* START *
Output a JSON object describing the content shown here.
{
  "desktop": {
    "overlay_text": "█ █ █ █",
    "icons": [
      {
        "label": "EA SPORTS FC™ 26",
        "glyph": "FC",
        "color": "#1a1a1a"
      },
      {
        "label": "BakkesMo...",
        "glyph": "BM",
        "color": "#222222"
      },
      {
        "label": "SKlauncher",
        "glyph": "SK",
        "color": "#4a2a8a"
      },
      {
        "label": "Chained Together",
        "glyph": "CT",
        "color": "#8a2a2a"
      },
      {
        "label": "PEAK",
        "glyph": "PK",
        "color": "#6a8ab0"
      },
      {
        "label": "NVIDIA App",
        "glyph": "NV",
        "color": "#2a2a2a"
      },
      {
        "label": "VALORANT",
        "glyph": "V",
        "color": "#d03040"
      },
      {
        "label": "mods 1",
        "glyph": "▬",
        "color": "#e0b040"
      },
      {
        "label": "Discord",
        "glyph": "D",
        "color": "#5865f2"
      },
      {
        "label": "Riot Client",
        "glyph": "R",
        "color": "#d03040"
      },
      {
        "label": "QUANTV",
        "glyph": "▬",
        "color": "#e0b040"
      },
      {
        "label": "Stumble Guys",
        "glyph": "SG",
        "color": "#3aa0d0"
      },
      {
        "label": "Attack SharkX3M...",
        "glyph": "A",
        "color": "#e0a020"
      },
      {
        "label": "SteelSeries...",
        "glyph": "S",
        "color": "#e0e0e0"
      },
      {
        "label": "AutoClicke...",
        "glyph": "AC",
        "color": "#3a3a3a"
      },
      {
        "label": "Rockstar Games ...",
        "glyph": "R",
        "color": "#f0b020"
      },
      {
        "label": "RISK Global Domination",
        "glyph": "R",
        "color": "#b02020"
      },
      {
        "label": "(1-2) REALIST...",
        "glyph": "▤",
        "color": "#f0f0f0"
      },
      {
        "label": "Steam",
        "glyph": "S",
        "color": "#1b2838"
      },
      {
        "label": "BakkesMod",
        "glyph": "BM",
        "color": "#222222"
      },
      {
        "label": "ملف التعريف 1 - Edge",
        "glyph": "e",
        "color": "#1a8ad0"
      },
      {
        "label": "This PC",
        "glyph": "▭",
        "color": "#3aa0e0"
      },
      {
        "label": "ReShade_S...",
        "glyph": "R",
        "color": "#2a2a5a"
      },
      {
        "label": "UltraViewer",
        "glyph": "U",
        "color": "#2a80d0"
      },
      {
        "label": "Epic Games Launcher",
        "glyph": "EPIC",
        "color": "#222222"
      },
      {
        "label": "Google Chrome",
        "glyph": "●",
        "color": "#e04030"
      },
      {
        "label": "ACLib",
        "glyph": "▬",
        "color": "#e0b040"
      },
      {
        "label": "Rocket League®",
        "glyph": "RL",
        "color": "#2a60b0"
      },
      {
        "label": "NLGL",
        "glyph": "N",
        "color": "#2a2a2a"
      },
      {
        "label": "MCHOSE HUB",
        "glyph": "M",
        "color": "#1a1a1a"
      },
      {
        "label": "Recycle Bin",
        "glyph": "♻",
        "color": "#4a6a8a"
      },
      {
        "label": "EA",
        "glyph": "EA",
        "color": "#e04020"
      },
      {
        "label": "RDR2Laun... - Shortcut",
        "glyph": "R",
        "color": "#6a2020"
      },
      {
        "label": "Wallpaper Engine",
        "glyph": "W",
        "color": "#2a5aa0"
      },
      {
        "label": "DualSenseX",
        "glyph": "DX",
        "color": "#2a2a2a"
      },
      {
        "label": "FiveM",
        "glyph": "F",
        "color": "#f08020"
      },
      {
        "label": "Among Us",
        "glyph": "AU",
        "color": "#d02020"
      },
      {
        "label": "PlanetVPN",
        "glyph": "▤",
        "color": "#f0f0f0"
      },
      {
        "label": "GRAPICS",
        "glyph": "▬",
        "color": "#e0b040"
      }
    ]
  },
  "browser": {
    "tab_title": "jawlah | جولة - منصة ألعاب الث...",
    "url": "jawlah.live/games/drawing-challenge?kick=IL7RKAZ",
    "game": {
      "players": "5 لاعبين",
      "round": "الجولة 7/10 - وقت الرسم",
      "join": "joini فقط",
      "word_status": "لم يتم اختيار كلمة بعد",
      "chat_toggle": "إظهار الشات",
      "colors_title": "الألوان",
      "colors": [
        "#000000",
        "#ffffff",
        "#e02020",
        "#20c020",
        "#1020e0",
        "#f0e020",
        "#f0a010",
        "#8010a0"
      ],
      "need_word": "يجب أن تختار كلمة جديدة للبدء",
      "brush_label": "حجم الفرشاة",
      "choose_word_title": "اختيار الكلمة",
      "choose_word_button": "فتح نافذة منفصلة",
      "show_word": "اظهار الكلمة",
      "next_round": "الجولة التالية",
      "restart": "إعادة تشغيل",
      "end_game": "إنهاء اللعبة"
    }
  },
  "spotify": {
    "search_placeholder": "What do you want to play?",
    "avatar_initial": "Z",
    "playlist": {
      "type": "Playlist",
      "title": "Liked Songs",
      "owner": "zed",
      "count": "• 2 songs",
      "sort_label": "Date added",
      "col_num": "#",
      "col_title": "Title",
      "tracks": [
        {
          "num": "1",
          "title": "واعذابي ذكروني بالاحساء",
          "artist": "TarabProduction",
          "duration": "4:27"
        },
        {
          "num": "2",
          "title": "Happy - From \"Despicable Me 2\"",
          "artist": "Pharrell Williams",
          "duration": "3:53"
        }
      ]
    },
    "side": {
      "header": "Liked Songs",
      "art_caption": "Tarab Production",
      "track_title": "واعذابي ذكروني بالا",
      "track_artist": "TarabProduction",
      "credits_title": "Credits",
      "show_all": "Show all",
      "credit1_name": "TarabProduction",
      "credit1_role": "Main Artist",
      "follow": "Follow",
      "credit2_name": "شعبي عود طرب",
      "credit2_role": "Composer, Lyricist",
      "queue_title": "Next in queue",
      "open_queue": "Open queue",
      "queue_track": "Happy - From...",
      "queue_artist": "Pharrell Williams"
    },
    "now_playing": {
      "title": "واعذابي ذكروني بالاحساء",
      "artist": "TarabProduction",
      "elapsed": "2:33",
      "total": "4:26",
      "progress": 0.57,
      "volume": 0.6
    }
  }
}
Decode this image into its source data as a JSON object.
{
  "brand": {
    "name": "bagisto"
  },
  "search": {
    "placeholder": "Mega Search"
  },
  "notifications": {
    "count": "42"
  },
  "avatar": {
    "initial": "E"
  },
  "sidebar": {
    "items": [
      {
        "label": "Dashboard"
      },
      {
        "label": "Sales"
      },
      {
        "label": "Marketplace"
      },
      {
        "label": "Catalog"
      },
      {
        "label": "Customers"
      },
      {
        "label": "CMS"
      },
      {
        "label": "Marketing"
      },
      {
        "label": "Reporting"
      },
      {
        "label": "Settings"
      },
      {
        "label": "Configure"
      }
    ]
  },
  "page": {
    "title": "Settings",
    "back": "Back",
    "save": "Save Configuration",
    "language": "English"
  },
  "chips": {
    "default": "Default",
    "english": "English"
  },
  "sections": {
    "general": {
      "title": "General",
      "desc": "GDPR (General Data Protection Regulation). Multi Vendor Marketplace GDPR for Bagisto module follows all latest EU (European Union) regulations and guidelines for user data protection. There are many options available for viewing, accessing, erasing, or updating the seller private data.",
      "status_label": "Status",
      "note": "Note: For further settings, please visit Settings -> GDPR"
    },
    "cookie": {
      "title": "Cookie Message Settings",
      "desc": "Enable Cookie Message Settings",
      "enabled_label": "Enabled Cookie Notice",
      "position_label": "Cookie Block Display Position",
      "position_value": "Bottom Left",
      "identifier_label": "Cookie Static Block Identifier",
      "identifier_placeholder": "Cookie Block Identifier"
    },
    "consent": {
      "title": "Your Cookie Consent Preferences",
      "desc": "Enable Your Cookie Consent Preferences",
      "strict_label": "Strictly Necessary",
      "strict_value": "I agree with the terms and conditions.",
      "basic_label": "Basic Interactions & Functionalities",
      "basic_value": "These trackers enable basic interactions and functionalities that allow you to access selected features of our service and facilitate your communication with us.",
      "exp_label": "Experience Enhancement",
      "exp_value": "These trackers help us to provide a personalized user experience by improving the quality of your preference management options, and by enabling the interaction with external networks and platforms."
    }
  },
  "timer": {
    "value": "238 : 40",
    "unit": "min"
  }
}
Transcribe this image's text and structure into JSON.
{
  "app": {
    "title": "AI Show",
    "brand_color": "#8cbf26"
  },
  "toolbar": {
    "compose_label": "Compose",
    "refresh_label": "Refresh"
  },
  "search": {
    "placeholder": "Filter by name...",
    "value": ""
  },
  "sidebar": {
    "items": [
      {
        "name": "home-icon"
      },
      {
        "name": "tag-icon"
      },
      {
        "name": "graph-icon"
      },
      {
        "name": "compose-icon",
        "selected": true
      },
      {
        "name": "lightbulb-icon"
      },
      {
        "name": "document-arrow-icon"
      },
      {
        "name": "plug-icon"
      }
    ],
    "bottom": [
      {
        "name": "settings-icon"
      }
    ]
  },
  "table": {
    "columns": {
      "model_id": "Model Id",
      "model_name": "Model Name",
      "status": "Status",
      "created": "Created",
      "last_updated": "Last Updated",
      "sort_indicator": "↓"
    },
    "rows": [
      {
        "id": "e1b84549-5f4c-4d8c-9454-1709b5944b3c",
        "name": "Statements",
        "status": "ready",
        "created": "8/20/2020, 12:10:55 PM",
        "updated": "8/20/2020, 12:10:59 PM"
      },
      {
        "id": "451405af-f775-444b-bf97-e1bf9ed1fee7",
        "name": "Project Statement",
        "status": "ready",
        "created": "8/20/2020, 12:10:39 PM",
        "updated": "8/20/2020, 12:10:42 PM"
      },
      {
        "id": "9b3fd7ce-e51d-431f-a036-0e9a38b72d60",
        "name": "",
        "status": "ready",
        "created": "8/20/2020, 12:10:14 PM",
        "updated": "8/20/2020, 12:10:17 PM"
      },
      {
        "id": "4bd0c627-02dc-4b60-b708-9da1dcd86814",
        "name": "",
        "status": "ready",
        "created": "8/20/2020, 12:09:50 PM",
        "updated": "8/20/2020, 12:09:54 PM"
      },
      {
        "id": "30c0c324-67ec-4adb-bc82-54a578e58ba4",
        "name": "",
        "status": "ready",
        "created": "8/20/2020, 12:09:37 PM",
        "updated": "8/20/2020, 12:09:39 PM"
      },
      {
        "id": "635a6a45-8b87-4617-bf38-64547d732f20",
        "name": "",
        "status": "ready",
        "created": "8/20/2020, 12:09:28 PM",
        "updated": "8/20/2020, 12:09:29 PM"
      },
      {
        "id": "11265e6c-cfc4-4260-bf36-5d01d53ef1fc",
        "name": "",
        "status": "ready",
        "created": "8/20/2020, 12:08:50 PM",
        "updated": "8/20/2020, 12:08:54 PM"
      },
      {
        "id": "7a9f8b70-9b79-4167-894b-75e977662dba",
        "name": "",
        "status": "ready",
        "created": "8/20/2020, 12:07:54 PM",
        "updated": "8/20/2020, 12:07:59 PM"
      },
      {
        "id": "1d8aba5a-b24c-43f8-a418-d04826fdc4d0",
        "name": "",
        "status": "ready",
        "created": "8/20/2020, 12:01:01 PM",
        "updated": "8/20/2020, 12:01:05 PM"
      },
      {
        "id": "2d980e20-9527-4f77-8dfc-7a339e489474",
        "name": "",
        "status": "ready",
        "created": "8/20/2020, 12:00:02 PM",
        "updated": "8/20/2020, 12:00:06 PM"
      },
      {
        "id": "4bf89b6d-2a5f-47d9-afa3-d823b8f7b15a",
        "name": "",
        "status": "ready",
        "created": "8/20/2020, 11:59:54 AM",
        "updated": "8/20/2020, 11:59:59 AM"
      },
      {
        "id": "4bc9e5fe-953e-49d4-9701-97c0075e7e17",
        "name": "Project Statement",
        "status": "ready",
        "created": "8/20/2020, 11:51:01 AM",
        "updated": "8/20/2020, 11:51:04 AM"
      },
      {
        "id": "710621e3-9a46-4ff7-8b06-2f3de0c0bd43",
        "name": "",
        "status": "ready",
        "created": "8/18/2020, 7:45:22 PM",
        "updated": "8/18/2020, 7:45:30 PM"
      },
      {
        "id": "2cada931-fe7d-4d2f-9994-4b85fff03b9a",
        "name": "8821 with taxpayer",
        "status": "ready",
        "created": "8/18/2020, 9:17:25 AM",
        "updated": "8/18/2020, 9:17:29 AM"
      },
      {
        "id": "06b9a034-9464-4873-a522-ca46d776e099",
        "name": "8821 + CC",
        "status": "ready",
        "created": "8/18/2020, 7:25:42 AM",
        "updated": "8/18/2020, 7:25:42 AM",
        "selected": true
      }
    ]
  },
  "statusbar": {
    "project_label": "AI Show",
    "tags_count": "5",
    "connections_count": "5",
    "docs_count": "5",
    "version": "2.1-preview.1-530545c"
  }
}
* END *
## [Problem requirements]
Find every line that holds "GDPR" and copy it.

## [Solution to this problem]
      "desc": "GDPR (General Data Protection Regulation). Multi Vendor Marketplace GDPR for Bagisto module follows all latest EU (European Union) regulations and guidelines for user data protection. There are many options available for viewing, accessing, erasing, or updating the seller private data.",
      "note": "Note: For further settings, please visit Settings -> GDPR"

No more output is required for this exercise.